**Instructions for the task**
Below are the records; collect from them each line containing the string "with".

**Records**
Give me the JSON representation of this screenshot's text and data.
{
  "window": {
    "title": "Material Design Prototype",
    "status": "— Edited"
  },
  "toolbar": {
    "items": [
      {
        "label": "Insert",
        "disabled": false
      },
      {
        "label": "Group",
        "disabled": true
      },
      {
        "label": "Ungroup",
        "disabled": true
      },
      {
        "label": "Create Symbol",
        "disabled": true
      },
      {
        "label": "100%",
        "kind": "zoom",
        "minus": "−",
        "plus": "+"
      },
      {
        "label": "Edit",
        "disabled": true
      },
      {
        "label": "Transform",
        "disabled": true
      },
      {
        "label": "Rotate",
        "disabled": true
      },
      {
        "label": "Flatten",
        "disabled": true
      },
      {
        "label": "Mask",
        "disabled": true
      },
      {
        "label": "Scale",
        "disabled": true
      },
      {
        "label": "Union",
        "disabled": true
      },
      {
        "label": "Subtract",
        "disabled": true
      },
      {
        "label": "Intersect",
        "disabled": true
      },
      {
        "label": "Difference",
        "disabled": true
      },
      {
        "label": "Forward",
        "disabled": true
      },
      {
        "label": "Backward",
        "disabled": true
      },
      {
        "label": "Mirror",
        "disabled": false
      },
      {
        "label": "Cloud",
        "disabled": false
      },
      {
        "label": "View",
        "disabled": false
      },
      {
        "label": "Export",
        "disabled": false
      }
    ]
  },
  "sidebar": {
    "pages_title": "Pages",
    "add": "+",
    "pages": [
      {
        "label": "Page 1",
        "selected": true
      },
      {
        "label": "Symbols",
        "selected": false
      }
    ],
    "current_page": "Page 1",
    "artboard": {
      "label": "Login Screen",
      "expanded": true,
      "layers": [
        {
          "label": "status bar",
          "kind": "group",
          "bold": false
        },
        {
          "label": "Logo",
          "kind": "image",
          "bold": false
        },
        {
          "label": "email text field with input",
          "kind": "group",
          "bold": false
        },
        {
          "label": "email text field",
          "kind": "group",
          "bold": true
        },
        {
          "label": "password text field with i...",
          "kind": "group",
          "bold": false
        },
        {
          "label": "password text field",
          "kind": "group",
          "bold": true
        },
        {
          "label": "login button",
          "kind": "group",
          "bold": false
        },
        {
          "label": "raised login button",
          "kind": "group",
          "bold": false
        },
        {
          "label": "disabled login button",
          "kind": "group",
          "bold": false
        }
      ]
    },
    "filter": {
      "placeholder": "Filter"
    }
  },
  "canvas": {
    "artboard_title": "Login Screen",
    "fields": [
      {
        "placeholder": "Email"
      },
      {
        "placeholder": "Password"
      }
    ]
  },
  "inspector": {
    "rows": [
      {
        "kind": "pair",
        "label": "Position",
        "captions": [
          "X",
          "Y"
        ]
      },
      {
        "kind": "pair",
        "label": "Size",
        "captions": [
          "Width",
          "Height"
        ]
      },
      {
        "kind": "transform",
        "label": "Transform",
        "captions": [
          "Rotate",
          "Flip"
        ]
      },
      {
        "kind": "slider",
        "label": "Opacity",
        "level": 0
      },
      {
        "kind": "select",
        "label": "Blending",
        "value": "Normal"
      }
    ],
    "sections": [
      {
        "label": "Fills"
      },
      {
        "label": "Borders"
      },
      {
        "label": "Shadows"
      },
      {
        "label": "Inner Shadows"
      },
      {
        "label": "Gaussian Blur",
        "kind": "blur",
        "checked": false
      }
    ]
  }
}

**Response to this exercise**
          "label": "email text field with input",
          "label": "password text field with i...",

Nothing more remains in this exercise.